Collected data
============================================================

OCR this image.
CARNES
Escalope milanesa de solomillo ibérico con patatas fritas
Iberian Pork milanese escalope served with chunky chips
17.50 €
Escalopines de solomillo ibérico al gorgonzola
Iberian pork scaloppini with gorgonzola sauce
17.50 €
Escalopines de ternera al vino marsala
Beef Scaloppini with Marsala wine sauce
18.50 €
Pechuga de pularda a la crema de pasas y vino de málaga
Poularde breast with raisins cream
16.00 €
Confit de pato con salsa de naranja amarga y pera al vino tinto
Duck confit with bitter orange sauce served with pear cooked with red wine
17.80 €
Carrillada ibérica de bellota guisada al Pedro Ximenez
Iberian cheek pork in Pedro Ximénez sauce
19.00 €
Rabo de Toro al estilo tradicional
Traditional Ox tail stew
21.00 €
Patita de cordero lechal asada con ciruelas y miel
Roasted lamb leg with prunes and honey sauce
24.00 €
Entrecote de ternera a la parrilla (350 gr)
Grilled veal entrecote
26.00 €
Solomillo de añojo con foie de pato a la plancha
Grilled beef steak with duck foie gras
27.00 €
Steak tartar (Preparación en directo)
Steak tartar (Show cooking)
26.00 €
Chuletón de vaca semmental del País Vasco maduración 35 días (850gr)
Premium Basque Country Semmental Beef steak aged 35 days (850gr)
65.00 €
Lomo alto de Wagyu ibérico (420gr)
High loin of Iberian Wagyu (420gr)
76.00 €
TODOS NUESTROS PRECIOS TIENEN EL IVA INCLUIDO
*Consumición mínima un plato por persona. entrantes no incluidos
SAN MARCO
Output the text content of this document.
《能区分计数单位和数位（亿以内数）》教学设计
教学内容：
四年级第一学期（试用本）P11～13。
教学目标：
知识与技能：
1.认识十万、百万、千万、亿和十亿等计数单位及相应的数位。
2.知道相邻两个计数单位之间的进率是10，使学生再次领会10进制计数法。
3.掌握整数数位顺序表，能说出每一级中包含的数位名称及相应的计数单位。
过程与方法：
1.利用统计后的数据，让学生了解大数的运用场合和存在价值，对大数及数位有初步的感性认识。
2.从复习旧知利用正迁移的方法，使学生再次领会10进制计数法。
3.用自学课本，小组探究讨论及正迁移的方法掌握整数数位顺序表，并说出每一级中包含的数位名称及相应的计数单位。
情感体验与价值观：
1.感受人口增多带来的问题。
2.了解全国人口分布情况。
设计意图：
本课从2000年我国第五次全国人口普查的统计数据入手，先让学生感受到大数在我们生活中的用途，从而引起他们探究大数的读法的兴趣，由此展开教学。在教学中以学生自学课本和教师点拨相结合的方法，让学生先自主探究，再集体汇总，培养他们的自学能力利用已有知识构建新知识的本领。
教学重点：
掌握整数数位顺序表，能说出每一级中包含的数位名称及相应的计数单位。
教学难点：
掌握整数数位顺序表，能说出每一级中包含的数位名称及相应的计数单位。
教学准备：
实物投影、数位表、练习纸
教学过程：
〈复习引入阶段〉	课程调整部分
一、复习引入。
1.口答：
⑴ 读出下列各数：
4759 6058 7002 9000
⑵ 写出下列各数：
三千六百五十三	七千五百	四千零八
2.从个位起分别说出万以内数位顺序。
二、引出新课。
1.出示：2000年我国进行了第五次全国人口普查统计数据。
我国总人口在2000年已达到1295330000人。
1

============================================================

Your instructions :: Output the line holding "Output the text content of this document.", then every later line through the end of the records above, exactly as given and nothing else.

Reply ::
Output the text content of this document.
《能区分计数单位和数位（亿以内数）》教学设计
教学内容：
四年级第一学期（试用本）P11～13。
教学目标：
知识与技能：
1.认识十万、百万、千万、亿和十亿等计数单位及相应的数位。
2.知道相邻两个计数单位之间的进率是10，使学生再次领会10进制计数法。
3.掌握整数数位顺序表，能说出每一级中包含的数位名称及相应的计数单位。
过程与方法：
1.利用统计后的数据，让学生了解大数的运用场合和存在价值，对大数及数位有初步的感性认识。
2.从复习旧知利用正迁移的方法，使学生再次领会10进制计数法。
3.用自学课本，小组探究讨论及正迁移的方法掌握整数数位顺序表，并说出每一级中包含的数位名称及相应的计数单位。
情感体验与价值观：
1.感受人口增多带来的问题。
2.了解全国人口分布情况。
设计意图：
本课从2000年我国第五次全国人口普查的统计数据入手，先让学生感受到大数在我们生活中的用途，从而引起他们探究大数的读法的兴趣，由此展开教学。在教学中以学生自学课本和教师点拨相结合的方法，让学生先自主探究，再集体汇总，培养他们的自学能力利用已有知识构建新知识的本领。
教学重点：
掌握整数数位顺序表，能说出每一级中包含的数位名称及相应的计数单位。
教学难点：
掌握整数数位顺序表，能说出每一级中包含的数位名称及相应的计数单位。
教学准备：
实物投影、数位表、练习纸
教学过程：
〈复习引入阶段〉	课程调整部分
一、复习引入。
1.口答：
⑴ 读出下列各数：
4759 6058 7002 9000
⑵ 写出下列各数：
三千六百五十三	七千五百	四千零八
2.从个位起分别说出万以内数位顺序。
二、引出新课。
1.出示：2000年我国进行了第五次全国人口普查统计数据。
我国总人口在2000年已达到1295330000人。
1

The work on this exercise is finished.